- [What is expected]: Copy every one of the entries below word for word, keeping each line and its order unchanged.

begin Exercise inputs

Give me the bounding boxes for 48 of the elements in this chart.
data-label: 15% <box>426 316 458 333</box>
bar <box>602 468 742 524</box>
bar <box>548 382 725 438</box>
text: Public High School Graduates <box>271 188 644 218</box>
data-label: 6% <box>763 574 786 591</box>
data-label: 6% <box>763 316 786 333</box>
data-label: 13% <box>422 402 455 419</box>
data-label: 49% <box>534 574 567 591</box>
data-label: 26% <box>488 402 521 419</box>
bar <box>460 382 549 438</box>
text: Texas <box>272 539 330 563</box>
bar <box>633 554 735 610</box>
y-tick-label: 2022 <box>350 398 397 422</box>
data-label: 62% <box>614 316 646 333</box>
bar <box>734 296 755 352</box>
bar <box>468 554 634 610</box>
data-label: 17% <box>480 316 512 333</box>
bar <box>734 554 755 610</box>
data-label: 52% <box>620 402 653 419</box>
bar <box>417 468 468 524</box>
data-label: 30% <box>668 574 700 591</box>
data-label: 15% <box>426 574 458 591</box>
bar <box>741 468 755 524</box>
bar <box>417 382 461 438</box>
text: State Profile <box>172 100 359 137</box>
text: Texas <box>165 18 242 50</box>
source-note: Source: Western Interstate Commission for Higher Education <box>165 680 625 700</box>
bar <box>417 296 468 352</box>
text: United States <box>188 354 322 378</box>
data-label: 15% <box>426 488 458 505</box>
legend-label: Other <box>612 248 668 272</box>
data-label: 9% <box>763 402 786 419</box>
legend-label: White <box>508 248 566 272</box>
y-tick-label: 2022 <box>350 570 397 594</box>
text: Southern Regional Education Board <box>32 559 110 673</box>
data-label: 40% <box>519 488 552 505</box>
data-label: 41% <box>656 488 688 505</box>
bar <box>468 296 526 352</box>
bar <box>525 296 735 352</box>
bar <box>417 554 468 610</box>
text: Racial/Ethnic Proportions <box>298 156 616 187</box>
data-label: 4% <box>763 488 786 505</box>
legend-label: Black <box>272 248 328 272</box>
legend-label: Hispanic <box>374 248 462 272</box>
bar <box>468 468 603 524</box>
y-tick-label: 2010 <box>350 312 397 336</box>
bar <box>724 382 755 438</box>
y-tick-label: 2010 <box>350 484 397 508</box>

end Exercise inputs

- [Task response]:
Give me the bounding boxes for 48 of the elements in this chart.
data-label: 15% <box>426 316 458 333</box>
bar <box>602 468 742 524</box>
bar <box>548 382 725 438</box>
text: Public High School Graduates <box>271 188 644 218</box>
data-label: 6% <box>763 574 786 591</box>
data-label: 6% <box>763 316 786 333</box>
data-label: 13% <box>422 402 455 419</box>
data-label: 49% <box>534 574 567 591</box>
data-label: 26% <box>488 402 521 419</box>
bar <box>460 382 549 438</box>
text: Texas <box>272 539 330 563</box>
bar <box>633 554 735 610</box>
y-tick-label: 2022 <box>350 398 397 422</box>
data-label: 62% <box>614 316 646 333</box>
bar <box>734 296 755 352</box>
bar <box>468 554 634 610</box>
data-label: 17% <box>480 316 512 333</box>
bar <box>734 554 755 610</box>
data-label: 52% <box>620 402 653 419</box>
bar <box>417 468 468 524</box>
data-label: 30% <box>668 574 700 591</box>
data-label: 15% <box>426 574 458 591</box>
bar <box>741 468 755 524</box>
bar <box>417 382 461 438</box>
text: State Profile <box>172 100 359 137</box>
text: Texas <box>165 18 242 50</box>
source-note: Source: Western Interstate Commission for Higher Education <box>165 680 625 700</box>
bar <box>417 296 468 352</box>
text: United States <box>188 354 322 378</box>
data-label: 15% <box>426 488 458 505</box>
legend-label: Other <box>612 248 668 272</box>
data-label: 9% <box>763 402 786 419</box>
legend-label: White <box>508 248 566 272</box>
y-tick-label: 2022 <box>350 570 397 594</box>
text: Southern Regional Education Board <box>32 559 110 673</box>
data-label: 40% <box>519 488 552 505</box>
data-label: 41% <box>656 488 688 505</box>
bar <box>468 296 526 352</box>
bar <box>525 296 735 352</box>
bar <box>417 554 468 610</box>
text: Racial/Ethnic Proportions <box>298 156 616 187</box>
data-label: 4% <box>763 488 786 505</box>
legend-label: Black <box>272 248 328 272</box>
legend-label: Hispanic <box>374 248 462 272</box>
bar <box>468 468 603 524</box>
y-tick-label: 2010 <box>350 312 397 336</box>
bar <box>724 382 755 438</box>
y-tick-label: 2010 <box>350 484 397 508</box>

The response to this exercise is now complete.